Aim. All of the material below is to be repeated exactly.

Records for this exercise.
-- start --
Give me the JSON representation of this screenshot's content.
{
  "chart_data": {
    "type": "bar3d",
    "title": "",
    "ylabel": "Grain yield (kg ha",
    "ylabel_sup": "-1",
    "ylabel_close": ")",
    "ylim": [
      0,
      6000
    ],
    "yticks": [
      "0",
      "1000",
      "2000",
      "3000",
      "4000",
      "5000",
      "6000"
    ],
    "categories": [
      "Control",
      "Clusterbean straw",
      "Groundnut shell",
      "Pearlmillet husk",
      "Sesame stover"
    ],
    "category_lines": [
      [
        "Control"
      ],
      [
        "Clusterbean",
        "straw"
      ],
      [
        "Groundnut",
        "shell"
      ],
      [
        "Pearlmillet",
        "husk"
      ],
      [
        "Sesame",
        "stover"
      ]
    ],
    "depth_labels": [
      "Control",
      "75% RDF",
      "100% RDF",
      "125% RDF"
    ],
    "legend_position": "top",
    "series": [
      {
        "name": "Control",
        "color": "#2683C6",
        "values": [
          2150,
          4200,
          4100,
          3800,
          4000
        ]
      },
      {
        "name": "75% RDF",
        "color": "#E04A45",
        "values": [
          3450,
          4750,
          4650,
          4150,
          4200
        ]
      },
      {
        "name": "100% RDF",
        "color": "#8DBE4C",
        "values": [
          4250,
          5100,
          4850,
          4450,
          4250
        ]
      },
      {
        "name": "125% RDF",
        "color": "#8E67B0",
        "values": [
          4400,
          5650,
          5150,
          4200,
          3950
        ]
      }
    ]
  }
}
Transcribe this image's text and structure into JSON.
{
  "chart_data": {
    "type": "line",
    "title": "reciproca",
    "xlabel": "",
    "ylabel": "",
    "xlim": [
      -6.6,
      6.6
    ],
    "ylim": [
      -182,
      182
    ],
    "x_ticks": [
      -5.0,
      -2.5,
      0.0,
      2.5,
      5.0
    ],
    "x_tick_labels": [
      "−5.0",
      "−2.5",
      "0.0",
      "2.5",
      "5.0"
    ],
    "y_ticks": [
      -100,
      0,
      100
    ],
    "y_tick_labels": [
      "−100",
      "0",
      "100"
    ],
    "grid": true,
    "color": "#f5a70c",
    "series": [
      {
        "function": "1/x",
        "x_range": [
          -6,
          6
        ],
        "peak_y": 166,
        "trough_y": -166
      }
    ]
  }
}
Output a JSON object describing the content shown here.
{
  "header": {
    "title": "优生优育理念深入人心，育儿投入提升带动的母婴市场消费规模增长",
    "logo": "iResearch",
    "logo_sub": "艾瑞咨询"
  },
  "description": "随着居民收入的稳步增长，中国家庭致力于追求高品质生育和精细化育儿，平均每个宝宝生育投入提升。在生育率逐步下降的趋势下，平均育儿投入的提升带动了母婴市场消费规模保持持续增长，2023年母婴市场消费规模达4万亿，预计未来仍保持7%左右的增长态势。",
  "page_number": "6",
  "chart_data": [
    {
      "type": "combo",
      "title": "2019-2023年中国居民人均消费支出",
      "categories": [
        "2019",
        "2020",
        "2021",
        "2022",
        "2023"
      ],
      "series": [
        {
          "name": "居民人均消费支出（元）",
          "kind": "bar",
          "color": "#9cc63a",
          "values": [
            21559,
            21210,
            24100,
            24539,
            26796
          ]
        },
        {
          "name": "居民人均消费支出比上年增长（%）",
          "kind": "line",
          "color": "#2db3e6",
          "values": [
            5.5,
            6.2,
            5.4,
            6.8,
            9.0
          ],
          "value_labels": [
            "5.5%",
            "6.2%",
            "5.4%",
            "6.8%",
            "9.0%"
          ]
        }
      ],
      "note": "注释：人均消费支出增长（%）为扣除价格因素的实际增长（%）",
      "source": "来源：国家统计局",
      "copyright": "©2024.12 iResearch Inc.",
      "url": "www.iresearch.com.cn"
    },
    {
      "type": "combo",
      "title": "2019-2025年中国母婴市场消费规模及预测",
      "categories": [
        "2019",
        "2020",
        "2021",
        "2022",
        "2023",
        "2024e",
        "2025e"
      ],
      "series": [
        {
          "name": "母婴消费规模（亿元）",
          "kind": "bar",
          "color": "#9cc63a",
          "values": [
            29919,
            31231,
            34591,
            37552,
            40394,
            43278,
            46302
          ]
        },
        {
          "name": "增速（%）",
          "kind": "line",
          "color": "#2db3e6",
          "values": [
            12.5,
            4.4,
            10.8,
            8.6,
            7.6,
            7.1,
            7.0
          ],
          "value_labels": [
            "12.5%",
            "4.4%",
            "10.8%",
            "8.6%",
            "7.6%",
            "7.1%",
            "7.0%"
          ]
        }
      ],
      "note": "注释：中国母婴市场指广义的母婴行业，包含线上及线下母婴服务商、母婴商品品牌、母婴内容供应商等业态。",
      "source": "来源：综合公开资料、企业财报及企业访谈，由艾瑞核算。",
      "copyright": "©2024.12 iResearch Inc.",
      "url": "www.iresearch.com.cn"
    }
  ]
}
-- end --
Right answer.
Give me the JSON representation of this screenshot's content.
{
  "chart_data": {
    "type": "bar3d",
    "title": "",
    "ylabel": "Grain yield (kg ha",
    "ylabel_sup": "-1",
    "ylabel_close": ")",
    "ylim": [
      0,
      6000
    ],
    "yticks": [
      "0",
      "1000",
      "2000",
      "3000",
      "4000",
      "5000",
      "6000"
    ],
    "categories": [
      "Control",
      "Clusterbean straw",
      "Groundnut shell",
      "Pearlmillet husk",
      "Sesame stover"
    ],
    "category_lines": [
      [
        "Control"
      ],
      [
        "Clusterbean",
        "straw"
      ],
      [
        "Groundnut",
        "shell"
      ],
      [
        "Pearlmillet",
        "husk"
      ],
      [
        "Sesame",
        "stover"
      ]
    ],
    "depth_labels": [
      "Control",
      "75% RDF",
      "100% RDF",
      "125% RDF"
    ],
    "legend_position": "top",
    "series": [
      {
        "name": "Control",
        "color": "#2683C6",
        "values": [
          2150,
          4200,
          4100,
          3800,
          4000
        ]
      },
      {
        "name": "75% RDF",
        "color": "#E04A45",
        "values": [
          3450,
          4750,
          4650,
          4150,
          4200
        ]
      },
      {
        "name": "100% RDF",
        "color": "#8DBE4C",
        "values": [
          4250,
          5100,
          4850,
          4450,
          4250
        ]
      },
      {
        "name": "125% RDF",
        "color": "#8E67B0",
        "values": [
          4400,
          5650,
          5150,
          4200,
          3950
        ]
      }
    ]
  }
}
Transcribe this image's text and structure into JSON.
{
  "chart_data": {
    "type": "line",
    "title": "reciproca",
    "xlabel": "",
    "ylabel": "",
    "xlim": [
      -6.6,
      6.6
    ],
    "ylim": [
      -182,
      182
    ],
    "x_ticks": [
      -5.0,
      -2.5,
      0.0,
      2.5,
      5.0
    ],
    "x_tick_labels": [
      "−5.0",
      "−2.5",
      "0.0",
      "2.5",
      "5.0"
    ],
    "y_ticks": [
      -100,
      0,
      100
    ],
    "y_tick_labels": [
      "−100",
      "0",
      "100"
    ],
    "grid": true,
    "color": "#f5a70c",
    "series": [
      {
        "function": "1/x",
        "x_range": [
          -6,
          6
        ],
        "peak_y": 166,
        "trough_y": -166
      }
    ]
  }
}
Output a JSON object describing the content shown here.
{
  "header": {
    "title": "优生优育理念深入人心，育儿投入提升带动的母婴市场消费规模增长",
    "logo": "iResearch",
    "logo_sub": "艾瑞咨询"
  },
  "description": "随着居民收入的稳步增长，中国家庭致力于追求高品质生育和精细化育儿，平均每个宝宝生育投入提升。在生育率逐步下降的趋势下，平均育儿投入的提升带动了母婴市场消费规模保持持续增长，2023年母婴市场消费规模达4万亿，预计未来仍保持7%左右的增长态势。",
  "page_number": "6",
  "chart_data": [
    {
      "type": "combo",
      "title": "2019-2023年中国居民人均消费支出",
      "categories": [
        "2019",
        "2020",
        "2021",
        "2022",
        "2023"
      ],
      "series": [
        {
          "name": "居民人均消费支出（元）",
          "kind": "bar",
          "color": "#9cc63a",
          "values": [
            21559,
            21210,
            24100,
            24539,
            26796
          ]
        },
        {
          "name": "居民人均消费支出比上年增长（%）",
          "kind": "line",
          "color": "#2db3e6",
          "values": [
            5.5,
            6.2,
            5.4,
            6.8,
            9.0
          ],
          "value_labels": [
            "5.5%",
            "6.2%",
            "5.4%",
            "6.8%",
            "9.0%"
          ]
        }
      ],
      "note": "注释：人均消费支出增长（%）为扣除价格因素的实际增长（%）",
      "source": "来源：国家统计局",
      "copyright": "©2024.12 iResearch Inc.",
      "url": "www.iresearch.com.cn"
    },
    {
      "type": "combo",
      "title": "2019-2025年中国母婴市场消费规模及预测",
      "categories": [
        "2019",
        "2020",
        "2021",
        "2022",
        "2023",
        "2024e",
        "2025e"
      ],
      "series": [
        {
          "name": "母婴消费规模（亿元）",
          "kind": "bar",
          "color": "#9cc63a",
          "values": [
            29919,
            31231,
            34591,
            37552,
            40394,
            43278,
            46302
          ]
        },
        {
          "name": "增速（%）",
          "kind": "line",
          "color": "#2db3e6",
          "values": [
            12.5,
            4.4,
            10.8,
            8.6,
            7.6,
            7.1,
            7.0
          ],
          "value_labels": [
            "12.5%",
            "4.4%",
            "10.8%",
            "8.6%",
            "7.6%",
            "7.1%",
            "7.0%"
          ]
        }
      ],
      "note": "注释：中国母婴市场指广义的母婴行业，包含线上及线下母婴服务商、母婴商品品牌、母婴内容供应商等业态。",
      "source": "来源：综合公开资料、企业财报及企业访谈，由艾瑞核算。",
      "copyright": "©2024.12 iResearch Inc.",
      "url": "www.iresearch.com.cn"
    }
  ]
}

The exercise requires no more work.